- _Entries_:
=======

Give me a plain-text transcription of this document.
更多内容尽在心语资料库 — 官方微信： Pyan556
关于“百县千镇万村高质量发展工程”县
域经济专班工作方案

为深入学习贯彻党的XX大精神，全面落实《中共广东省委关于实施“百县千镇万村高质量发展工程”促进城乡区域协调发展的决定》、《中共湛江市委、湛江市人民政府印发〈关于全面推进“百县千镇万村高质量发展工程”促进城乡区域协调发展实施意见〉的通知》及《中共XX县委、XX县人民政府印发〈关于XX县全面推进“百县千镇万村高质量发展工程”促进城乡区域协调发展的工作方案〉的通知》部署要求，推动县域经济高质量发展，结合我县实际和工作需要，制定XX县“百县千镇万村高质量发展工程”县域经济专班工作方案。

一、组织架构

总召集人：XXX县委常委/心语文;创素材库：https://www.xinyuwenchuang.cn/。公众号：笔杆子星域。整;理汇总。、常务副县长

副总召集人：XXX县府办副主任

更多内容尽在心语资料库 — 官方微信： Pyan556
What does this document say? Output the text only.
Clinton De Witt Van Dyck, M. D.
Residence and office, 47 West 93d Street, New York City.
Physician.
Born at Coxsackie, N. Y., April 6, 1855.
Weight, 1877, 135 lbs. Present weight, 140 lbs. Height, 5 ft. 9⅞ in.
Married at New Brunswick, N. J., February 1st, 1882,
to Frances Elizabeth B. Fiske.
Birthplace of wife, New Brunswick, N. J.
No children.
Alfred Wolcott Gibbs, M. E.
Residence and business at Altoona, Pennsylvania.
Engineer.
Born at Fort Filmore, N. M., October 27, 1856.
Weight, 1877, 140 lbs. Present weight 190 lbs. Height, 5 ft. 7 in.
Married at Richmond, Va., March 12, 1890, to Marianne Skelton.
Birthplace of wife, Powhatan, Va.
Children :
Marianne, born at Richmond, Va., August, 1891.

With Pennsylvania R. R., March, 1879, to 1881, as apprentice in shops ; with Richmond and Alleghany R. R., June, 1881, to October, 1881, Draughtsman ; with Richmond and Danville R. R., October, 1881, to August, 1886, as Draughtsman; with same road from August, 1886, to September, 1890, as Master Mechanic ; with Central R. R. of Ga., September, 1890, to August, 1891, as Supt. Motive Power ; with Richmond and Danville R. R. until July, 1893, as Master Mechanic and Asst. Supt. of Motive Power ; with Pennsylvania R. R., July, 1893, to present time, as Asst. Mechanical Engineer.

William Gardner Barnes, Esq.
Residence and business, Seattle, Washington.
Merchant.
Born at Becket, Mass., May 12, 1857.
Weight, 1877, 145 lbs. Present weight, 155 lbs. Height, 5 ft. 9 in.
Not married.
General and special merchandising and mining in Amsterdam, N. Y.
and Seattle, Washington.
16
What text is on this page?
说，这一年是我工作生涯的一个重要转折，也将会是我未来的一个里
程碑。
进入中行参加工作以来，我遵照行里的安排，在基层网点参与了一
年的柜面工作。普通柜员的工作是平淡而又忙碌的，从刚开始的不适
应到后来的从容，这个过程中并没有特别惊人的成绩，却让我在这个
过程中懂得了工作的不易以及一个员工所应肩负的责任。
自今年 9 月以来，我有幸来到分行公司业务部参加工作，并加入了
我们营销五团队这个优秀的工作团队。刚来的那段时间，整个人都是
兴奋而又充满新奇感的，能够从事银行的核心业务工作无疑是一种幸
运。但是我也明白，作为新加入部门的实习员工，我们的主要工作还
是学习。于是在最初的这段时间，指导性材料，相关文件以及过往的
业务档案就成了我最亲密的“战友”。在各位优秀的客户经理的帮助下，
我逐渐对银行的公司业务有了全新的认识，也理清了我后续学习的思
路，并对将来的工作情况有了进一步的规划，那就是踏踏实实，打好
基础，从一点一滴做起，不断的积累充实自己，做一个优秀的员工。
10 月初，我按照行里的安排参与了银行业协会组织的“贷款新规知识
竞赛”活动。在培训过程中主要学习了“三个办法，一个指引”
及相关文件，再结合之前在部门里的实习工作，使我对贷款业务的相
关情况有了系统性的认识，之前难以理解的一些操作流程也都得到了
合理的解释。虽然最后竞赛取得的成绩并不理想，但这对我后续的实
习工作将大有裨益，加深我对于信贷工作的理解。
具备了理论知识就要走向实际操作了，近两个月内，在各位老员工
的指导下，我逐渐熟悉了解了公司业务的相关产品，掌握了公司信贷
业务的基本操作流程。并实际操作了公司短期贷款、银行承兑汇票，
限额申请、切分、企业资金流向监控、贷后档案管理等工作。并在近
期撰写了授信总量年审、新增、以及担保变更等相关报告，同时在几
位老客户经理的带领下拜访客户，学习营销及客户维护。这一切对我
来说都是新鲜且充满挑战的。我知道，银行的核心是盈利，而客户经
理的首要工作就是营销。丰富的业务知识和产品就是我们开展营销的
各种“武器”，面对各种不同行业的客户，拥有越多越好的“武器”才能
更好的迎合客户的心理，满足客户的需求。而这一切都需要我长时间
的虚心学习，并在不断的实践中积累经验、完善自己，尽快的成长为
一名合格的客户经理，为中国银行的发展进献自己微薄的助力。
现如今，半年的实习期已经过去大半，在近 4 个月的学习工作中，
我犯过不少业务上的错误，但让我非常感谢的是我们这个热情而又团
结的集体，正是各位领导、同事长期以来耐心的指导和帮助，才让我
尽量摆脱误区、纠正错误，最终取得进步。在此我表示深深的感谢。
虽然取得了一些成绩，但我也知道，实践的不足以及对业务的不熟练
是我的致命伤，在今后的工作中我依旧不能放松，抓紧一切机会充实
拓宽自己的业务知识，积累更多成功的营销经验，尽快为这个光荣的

=======

- _Exercise requirements_:
Look through the data above. Each line containing the word "百县千镇万村高质量发展工程" needs to be copied.

- _Answer for this exercise_:
关于“百县千镇万村高质量发展工程”县
为深入学习贯彻党的XX大精神，全面落实《中共广东省委关于实施“百县千镇万村高质量发展工程”促进城乡区域协调发展的决定》、《中共湛江市委、湛江市人民政府印发〈关于全面推进“百县千镇万村高质量发展工程”促进城乡区域协调发展实施意见〉的通知》及《中共XX县委、XX县人民政府印发〈关于XX县全面推进“百县千镇万村高质量发展工程”促进城乡区域协调发展的工作方案〉的通知》部署要求，推动县域经济高质量发展，结合我县实际和工作需要，制定XX县“百县千镇万村高质量发展工程”县域经济专班工作方案。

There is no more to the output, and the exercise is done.